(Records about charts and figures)
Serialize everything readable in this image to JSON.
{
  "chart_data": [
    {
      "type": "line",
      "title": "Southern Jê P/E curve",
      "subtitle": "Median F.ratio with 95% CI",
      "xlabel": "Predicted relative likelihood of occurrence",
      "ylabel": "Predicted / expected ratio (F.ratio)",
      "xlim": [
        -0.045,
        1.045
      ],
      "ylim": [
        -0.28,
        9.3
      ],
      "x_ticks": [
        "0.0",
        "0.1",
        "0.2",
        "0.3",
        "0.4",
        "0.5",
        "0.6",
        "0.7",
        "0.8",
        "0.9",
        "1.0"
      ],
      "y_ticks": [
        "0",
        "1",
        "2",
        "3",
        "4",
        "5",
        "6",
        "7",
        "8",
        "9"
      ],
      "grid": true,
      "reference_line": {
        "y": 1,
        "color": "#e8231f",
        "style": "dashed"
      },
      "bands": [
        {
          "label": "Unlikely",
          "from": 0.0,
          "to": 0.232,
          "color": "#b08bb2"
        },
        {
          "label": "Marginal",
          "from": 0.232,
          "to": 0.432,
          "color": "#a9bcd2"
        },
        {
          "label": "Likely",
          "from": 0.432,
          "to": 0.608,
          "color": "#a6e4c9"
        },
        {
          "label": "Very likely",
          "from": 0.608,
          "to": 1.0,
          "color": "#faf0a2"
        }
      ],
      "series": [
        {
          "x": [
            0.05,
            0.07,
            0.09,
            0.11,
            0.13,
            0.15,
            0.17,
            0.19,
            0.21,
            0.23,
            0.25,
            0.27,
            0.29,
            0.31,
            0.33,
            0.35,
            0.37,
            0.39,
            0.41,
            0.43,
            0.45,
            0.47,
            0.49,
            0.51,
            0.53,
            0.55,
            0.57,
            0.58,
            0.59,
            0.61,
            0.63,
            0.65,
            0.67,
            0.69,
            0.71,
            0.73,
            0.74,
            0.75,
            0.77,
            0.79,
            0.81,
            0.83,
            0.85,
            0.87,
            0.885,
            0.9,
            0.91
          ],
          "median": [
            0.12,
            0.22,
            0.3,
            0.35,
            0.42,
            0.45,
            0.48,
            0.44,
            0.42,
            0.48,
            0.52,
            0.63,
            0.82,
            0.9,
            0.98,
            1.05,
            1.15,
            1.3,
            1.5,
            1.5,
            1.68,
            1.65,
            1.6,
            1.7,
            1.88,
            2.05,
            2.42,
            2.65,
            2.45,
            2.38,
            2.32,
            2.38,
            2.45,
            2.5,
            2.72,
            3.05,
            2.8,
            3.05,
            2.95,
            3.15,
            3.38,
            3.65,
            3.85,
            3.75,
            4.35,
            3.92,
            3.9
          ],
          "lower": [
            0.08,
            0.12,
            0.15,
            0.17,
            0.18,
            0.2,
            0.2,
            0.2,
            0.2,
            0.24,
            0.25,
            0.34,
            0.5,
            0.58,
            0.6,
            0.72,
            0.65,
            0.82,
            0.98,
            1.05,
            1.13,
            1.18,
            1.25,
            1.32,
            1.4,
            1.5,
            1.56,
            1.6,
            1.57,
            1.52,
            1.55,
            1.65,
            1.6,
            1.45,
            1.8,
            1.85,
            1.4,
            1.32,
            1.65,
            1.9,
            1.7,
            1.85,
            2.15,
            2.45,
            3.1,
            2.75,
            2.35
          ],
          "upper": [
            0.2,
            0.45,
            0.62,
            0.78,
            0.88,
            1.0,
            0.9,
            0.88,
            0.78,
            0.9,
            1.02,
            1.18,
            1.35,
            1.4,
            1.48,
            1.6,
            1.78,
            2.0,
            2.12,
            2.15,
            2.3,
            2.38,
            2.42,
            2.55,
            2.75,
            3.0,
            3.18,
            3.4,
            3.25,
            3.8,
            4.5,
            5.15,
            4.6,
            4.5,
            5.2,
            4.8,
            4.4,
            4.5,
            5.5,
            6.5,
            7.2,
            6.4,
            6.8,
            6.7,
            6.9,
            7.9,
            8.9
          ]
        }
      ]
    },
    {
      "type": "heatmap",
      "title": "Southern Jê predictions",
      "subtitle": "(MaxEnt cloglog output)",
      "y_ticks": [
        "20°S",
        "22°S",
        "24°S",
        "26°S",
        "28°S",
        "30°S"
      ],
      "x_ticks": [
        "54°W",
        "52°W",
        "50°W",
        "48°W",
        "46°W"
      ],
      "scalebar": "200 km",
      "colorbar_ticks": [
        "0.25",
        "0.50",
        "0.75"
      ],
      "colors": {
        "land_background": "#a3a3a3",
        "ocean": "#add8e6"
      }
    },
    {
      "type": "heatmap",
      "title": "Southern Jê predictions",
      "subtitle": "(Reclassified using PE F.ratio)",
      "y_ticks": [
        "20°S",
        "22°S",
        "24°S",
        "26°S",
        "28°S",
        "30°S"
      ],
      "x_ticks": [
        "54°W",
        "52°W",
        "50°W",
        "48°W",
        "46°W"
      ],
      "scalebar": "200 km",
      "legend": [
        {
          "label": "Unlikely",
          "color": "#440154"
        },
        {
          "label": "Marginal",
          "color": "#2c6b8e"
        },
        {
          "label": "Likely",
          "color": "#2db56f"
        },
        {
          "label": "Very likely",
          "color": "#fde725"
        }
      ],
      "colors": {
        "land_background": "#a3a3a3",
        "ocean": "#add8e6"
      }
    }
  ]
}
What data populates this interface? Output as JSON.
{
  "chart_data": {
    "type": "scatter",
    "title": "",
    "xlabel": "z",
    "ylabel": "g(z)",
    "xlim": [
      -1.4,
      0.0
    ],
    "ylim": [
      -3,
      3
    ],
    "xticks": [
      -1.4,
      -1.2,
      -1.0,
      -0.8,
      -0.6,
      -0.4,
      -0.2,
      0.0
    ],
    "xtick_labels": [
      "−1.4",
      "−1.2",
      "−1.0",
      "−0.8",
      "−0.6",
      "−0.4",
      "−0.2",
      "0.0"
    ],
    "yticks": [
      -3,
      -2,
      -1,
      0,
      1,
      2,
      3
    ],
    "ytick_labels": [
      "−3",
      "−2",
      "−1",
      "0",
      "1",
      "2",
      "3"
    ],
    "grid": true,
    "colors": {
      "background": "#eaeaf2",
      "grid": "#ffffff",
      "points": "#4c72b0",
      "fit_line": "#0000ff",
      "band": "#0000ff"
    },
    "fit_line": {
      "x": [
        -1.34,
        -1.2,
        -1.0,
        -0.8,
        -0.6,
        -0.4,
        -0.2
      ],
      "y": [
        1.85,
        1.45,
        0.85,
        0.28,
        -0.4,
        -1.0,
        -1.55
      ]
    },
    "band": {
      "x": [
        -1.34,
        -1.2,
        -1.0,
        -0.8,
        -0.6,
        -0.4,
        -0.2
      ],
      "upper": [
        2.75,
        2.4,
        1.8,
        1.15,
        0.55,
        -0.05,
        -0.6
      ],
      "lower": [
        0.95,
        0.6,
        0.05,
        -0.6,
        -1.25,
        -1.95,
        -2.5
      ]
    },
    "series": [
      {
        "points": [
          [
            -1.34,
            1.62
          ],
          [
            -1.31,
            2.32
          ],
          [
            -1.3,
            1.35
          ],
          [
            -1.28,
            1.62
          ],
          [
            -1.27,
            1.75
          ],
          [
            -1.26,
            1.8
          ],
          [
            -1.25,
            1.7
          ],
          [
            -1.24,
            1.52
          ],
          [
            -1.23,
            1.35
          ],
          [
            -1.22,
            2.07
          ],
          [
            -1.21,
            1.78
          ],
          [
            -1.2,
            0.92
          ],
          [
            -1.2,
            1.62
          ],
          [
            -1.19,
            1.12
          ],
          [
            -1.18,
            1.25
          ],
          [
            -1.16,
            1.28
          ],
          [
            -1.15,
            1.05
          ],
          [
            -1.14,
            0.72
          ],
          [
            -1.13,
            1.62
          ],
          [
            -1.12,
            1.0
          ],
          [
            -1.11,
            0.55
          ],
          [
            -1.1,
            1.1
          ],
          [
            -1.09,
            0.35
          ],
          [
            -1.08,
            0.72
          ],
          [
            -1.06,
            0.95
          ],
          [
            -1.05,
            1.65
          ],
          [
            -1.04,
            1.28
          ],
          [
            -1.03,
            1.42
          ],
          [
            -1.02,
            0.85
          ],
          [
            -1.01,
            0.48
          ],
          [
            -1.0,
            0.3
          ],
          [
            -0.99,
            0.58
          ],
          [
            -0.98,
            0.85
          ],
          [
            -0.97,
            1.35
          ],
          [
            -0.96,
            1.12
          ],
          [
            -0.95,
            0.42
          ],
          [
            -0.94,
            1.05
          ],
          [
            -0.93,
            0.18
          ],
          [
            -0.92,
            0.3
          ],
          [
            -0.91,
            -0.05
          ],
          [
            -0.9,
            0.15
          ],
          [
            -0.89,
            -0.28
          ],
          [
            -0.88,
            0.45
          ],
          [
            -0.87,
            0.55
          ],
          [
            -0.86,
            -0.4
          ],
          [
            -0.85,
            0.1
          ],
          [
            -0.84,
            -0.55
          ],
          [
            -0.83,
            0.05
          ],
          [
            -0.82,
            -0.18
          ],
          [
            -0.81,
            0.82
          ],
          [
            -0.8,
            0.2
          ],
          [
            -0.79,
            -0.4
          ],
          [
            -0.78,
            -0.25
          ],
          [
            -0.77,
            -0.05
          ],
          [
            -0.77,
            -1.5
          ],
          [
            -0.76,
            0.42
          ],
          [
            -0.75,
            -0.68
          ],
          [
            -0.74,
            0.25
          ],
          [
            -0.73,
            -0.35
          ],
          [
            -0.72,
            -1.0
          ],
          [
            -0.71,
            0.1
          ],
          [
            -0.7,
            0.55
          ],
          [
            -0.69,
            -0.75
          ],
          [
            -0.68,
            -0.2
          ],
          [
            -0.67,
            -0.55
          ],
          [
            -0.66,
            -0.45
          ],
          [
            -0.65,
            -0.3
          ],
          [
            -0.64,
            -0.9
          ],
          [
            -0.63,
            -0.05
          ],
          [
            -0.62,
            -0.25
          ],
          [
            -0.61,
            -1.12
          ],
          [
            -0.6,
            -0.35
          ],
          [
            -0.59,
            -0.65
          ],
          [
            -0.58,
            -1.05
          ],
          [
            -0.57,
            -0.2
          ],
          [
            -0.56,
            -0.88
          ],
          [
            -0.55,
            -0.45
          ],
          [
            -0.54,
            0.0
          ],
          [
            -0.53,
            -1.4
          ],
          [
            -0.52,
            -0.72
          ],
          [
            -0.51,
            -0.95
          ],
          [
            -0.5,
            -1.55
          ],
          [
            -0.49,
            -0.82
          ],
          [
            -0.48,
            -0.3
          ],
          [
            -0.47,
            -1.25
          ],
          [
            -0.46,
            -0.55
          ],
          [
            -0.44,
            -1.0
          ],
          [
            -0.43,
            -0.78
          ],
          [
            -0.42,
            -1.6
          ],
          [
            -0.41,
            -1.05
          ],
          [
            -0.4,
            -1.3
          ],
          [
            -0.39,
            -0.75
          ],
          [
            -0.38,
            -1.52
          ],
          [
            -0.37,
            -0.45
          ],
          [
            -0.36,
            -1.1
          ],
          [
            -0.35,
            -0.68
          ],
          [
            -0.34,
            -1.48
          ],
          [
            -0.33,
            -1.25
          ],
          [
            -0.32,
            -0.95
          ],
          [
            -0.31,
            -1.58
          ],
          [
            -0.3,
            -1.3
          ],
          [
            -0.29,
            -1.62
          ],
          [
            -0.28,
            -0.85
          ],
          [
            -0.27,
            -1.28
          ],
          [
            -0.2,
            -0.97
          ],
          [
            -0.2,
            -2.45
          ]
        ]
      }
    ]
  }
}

■ BRIEF:
Pull out each line of the records holding the string "from".

■ ANSWER:
          "from": 0.0,
          "from": 0.232,
          "from": 0.432,
          "from": 0.608,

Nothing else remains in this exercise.